◆ **Input for this task**
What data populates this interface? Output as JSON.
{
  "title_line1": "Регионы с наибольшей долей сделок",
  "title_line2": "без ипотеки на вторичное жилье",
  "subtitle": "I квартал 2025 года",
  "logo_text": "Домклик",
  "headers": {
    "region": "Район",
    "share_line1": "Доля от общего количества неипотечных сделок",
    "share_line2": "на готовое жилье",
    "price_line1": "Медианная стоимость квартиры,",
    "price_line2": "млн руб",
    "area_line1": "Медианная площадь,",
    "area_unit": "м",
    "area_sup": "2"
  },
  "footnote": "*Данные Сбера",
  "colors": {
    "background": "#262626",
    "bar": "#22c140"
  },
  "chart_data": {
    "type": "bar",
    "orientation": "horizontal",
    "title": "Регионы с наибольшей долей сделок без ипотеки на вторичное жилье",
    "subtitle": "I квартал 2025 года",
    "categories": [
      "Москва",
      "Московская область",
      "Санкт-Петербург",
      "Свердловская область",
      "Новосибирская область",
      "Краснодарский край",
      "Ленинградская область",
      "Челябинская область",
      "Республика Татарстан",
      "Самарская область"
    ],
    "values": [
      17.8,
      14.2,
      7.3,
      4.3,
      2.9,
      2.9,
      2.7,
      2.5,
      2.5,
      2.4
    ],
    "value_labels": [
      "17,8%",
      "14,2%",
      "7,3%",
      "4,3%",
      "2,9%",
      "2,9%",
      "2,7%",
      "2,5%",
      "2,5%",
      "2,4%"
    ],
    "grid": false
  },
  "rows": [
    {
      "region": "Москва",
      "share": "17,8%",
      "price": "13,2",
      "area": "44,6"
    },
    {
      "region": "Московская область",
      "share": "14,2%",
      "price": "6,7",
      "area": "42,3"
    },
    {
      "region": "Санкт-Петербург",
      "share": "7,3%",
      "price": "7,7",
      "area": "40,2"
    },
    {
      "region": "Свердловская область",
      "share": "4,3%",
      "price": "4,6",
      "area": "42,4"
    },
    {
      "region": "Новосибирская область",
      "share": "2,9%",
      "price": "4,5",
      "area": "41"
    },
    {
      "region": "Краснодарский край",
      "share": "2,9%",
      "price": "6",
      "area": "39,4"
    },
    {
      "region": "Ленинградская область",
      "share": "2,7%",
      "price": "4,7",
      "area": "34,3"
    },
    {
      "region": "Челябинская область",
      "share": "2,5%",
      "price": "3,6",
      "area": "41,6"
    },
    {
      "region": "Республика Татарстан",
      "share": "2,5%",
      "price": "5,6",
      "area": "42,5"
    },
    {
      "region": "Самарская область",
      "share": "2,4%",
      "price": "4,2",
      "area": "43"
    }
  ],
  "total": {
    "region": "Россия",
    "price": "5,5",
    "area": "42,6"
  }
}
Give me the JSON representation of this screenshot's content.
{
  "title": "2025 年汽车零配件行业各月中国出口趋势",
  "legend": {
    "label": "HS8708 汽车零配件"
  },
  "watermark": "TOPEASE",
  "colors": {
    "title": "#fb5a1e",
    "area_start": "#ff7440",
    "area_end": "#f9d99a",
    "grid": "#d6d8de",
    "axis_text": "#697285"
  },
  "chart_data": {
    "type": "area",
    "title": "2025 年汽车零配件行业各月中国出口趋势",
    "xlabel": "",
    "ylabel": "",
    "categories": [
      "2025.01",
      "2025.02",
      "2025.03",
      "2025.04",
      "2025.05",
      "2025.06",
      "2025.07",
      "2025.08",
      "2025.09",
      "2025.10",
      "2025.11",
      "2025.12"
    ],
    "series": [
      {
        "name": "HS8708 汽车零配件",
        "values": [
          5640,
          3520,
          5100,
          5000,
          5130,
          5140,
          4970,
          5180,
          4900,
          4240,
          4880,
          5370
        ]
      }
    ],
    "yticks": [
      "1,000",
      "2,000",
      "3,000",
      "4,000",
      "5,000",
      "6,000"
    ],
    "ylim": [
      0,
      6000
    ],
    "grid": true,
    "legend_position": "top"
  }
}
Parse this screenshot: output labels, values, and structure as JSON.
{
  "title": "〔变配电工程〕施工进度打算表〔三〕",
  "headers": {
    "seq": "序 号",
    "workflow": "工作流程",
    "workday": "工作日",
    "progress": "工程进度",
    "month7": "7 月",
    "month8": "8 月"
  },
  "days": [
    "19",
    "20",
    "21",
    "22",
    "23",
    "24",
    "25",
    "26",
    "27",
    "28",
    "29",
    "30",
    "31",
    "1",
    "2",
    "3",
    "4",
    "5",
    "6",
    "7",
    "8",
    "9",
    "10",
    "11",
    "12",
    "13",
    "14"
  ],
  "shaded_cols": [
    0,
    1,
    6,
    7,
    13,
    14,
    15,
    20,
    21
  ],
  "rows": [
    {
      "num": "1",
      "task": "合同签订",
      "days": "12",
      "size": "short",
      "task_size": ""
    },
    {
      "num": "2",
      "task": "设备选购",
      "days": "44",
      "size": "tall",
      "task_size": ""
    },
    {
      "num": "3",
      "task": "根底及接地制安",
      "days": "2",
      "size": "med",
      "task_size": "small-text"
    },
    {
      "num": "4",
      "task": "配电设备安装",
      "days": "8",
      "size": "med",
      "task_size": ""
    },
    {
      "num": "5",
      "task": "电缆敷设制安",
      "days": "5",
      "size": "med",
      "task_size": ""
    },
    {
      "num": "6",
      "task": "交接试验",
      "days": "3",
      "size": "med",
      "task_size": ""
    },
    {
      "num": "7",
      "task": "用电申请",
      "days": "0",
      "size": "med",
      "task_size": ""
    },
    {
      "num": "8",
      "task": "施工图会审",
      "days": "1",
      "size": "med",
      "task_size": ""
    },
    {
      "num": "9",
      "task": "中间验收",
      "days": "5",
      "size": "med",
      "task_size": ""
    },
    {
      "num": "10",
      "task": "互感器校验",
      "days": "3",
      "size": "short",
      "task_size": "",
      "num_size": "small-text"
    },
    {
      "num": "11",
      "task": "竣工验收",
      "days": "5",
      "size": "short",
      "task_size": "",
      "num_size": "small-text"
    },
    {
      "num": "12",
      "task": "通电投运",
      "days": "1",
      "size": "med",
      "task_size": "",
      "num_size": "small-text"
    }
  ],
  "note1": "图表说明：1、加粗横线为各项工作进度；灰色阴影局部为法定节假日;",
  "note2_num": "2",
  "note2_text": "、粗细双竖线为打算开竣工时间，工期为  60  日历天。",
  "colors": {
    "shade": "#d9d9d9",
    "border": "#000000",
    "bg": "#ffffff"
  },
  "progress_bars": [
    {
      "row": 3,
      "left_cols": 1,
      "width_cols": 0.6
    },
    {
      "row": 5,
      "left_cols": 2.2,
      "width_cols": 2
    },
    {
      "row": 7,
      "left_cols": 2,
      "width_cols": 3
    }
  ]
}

◆ **Your instructions**
Would you restate each of the entries word for word?

◆ **Written solution**
What data populates this interface? Output as JSON.
{
  "title_line1": "Регионы с наибольшей долей сделок",
  "title_line2": "без ипотеки на вторичное жилье",
  "subtitle": "I квартал 2025 года",
  "logo_text": "Домклик",
  "headers": {
    "region": "Район",
    "share_line1": "Доля от общего количества неипотечных сделок",
    "share_line2": "на готовое жилье",
    "price_line1": "Медианная стоимость квартиры,",
    "price_line2": "млн руб",
    "area_line1": "Медианная площадь,",
    "area_unit": "м",
    "area_sup": "2"
  },
  "footnote": "*Данные Сбера",
  "colors": {
    "background": "#262626",
    "bar": "#22c140"
  },
  "chart_data": {
    "type": "bar",
    "orientation": "horizontal",
    "title": "Регионы с наибольшей долей сделок без ипотеки на вторичное жилье",
    "subtitle": "I квартал 2025 года",
    "categories": [
      "Москва",
      "Московская область",
      "Санкт-Петербург",
      "Свердловская область",
      "Новосибирская область",
      "Краснодарский край",
      "Ленинградская область",
      "Челябинская область",
      "Республика Татарстан",
      "Самарская область"
    ],
    "values": [
      17.8,
      14.2,
      7.3,
      4.3,
      2.9,
      2.9,
      2.7,
      2.5,
      2.5,
      2.4
    ],
    "value_labels": [
      "17,8%",
      "14,2%",
      "7,3%",
      "4,3%",
      "2,9%",
      "2,9%",
      "2,7%",
      "2,5%",
      "2,5%",
      "2,4%"
    ],
    "grid": false
  },
  "rows": [
    {
      "region": "Москва",
      "share": "17,8%",
      "price": "13,2",
      "area": "44,6"
    },
    {
      "region": "Московская область",
      "share": "14,2%",
      "price": "6,7",
      "area": "42,3"
    },
    {
      "region": "Санкт-Петербург",
      "share": "7,3%",
      "price": "7,7",
      "area": "40,2"
    },
    {
      "region": "Свердловская область",
      "share": "4,3%",
      "price": "4,6",
      "area": "42,4"
    },
    {
      "region": "Новосибирская область",
      "share": "2,9%",
      "price": "4,5",
      "area": "41"
    },
    {
      "region": "Краснодарский край",
      "share": "2,9%",
      "price": "6",
      "area": "39,4"
    },
    {
      "region": "Ленинградская область",
      "share": "2,7%",
      "price": "4,7",
      "area": "34,3"
    },
    {
      "region": "Челябинская область",
      "share": "2,5%",
      "price": "3,6",
      "area": "41,6"
    },
    {
      "region": "Республика Татарстан",
      "share": "2,5%",
      "price": "5,6",
      "area": "42,5"
    },
    {
      "region": "Самарская область",
      "share": "2,4%",
      "price": "4,2",
      "area": "43"
    }
  ],
  "total": {
    "region": "Россия",
    "price": "5,5",
    "area": "42,6"
  }
}
Give me the JSON representation of this screenshot's content.
{
  "title": "2025 年汽车零配件行业各月中国出口趋势",
  "legend": {
    "label": "HS8708 汽车零配件"
  },
  "watermark": "TOPEASE",
  "colors": {
    "title": "#fb5a1e",
    "area_start": "#ff7440",
    "area_end": "#f9d99a",
    "grid": "#d6d8de",
    "axis_text": "#697285"
  },
  "chart_data": {
    "type": "area",
    "title": "2025 年汽车零配件行业各月中国出口趋势",
    "xlabel": "",
    "ylabel": "",
    "categories": [
      "2025.01",
      "2025.02",
      "2025.03",
      "2025.04",
      "2025.05",
      "2025.06",
      "2025.07",
      "2025.08",
      "2025.09",
      "2025.10",
      "2025.11",
      "2025.12"
    ],
    "series": [
      {
        "name": "HS8708 汽车零配件",
        "values": [
          5640,
          3520,
          5100,
          5000,
          5130,
          5140,
          4970,
          5180,
          4900,
          4240,
          4880,
          5370
        ]
      }
    ],
    "yticks": [
      "1,000",
      "2,000",
      "3,000",
      "4,000",
      "5,000",
      "6,000"
    ],
    "ylim": [
      0,
      6000
    ],
    "grid": true,
    "legend_position": "top"
  }
}
Parse this screenshot: output labels, values, and structure as JSON.
{
  "title": "〔变配电工程〕施工进度打算表〔三〕",
  "headers": {
    "seq": "序 号",
    "workflow": "工作流程",
    "workday": "工作日",
    "progress": "工程进度",
    "month7": "7 月",
    "month8": "8 月"
  },
  "days": [
    "19",
    "20",
    "21",
    "22",
    "23",
    "24",
    "25",
    "26",
    "27",
    "28",
    "29",
    "30",
    "31",
    "1",
    "2",
    "3",
    "4",
    "5",
    "6",
    "7",
    "8",
    "9",
    "10",
    "11",
    "12",
    "13",
    "14"
  ],
  "shaded_cols": [
    0,
    1,
    6,
    7,
    13,
    14,
    15,
    20,
    21
  ],
  "rows": [
    {
      "num": "1",
      "task": "合同签订",
      "days": "12",
      "size": "short",
      "task_size": ""
    },
    {
      "num": "2",
      "task": "设备选购",
      "days": "44",
      "size": "tall",
      "task_size": ""
    },
    {
      "num": "3",
      "task": "根底及接地制安",
      "days": "2",
      "size": "med",
      "task_size": "small-text"
    },
    {
      "num": "4",
      "task": "配电设备安装",
      "days": "8",
      "size": "med",
      "task_size": ""
    },
    {
      "num": "5",
      "task": "电缆敷设制安",
      "days": "5",
      "size": "med",
      "task_size": ""
    },
    {
      "num": "6",
      "task": "交接试验",
      "days": "3",
      "size": "med",
      "task_size": ""
    },
    {
      "num": "7",
      "task": "用电申请",
      "days": "0",
      "size": "med",
      "task_size": ""
    },
    {
      "num": "8",
      "task": "施工图会审",
      "days": "1",
      "size": "med",
      "task_size": ""
    },
    {
      "num": "9",
      "task": "中间验收",
      "days": "5",
      "size": "med",
      "task_size": ""
    },
    {
      "num": "10",
      "task": "互感器校验",
      "days": "3",
      "size": "short",
      "task_size": "",
      "num_size": "small-text"
    },
    {
      "num": "11",
      "task": "竣工验收",
      "days": "5",
      "size": "short",
      "task_size": "",
      "num_size": "small-text"
    },
    {
      "num": "12",
      "task": "通电投运",
      "days": "1",
      "size": "med",
      "task_size": "",
      "num_size": "small-text"
    }
  ],
  "note1": "图表说明：1、加粗横线为各项工作进度；灰色阴影局部为法定节假日;",
  "note2_num": "2",
  "note2_text": "、粗细双竖线为打算开竣工时间，工期为  60  日历天。",
  "colors": {
    "shade": "#d9d9d9",
    "border": "#000000",
    "bg": "#ffffff"
  },
  "progress_bars": [
    {
      "row": 3,
      "left_cols": 1,
      "width_cols": 0.6
    },
    {
      "row": 5,
      "left_cols": 2.2,
      "width_cols": 2
    },
    {
      "row": 7,
      "left_cols": 2,
      "width_cols": 3
    }
  ]
}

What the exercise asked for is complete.